Extracted records:
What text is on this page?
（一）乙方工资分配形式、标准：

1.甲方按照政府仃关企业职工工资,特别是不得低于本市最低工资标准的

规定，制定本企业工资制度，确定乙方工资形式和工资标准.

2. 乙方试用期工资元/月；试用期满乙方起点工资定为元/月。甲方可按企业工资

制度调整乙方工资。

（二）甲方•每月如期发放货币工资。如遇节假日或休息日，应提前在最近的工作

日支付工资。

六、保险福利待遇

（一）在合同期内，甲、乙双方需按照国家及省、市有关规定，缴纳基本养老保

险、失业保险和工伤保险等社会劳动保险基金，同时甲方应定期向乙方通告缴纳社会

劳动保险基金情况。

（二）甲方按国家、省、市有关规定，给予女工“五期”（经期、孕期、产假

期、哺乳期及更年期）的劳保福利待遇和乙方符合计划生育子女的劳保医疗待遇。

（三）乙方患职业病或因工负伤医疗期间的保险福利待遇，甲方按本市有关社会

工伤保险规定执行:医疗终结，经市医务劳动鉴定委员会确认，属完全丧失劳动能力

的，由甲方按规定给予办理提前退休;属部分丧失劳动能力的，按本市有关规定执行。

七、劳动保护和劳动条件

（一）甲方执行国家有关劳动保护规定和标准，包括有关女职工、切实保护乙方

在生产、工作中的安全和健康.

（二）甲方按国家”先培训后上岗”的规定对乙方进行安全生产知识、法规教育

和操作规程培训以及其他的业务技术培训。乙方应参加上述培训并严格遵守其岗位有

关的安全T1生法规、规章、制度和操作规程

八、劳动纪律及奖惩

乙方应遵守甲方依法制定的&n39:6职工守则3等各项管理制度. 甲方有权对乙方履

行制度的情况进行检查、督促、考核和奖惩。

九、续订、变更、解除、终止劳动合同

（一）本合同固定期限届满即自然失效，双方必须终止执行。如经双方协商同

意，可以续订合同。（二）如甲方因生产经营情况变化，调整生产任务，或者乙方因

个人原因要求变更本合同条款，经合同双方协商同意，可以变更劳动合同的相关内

Task statement »
Scan the material above. Copy each line where "甲方按国家" occurs.

Exercise output »
（二）甲方按国家、省、市有关规定，给予女工“五期”（经期、孕期、产假
（二）甲方按国家”先培训后上岗”的规定对乙方进行安全生产知识、法规教育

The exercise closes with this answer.